start

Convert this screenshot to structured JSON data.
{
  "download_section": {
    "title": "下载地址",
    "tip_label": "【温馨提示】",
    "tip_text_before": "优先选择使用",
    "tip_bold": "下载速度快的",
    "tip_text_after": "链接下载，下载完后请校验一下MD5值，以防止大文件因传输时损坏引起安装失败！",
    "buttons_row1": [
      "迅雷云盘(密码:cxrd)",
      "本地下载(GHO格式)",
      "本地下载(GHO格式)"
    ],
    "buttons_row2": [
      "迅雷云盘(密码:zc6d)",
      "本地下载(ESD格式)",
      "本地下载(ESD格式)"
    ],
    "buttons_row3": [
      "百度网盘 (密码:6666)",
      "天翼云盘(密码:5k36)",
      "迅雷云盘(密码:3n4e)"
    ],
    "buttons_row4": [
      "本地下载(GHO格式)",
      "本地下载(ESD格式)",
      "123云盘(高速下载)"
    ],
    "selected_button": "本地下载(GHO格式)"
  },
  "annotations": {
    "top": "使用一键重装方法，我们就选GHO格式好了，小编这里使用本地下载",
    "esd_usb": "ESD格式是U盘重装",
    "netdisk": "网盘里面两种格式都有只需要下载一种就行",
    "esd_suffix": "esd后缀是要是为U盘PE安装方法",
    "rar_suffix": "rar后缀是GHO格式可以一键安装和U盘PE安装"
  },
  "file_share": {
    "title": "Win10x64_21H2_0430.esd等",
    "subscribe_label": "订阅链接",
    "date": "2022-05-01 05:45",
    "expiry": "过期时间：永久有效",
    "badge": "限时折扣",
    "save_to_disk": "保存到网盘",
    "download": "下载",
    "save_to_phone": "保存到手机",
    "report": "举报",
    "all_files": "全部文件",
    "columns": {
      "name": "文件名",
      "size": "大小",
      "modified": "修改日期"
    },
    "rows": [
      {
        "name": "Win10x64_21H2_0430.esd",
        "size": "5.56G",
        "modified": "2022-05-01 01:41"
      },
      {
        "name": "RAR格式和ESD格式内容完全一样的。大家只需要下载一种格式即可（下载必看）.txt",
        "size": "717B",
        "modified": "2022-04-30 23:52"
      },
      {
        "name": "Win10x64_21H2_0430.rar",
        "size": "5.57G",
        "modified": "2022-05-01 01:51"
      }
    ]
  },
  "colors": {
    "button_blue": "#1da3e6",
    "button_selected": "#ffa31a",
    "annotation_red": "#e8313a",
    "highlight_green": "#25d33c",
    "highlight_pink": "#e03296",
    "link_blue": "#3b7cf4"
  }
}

end

From the data above, work out how many lines hold "迅雷云盘". Answer with the number alone.

3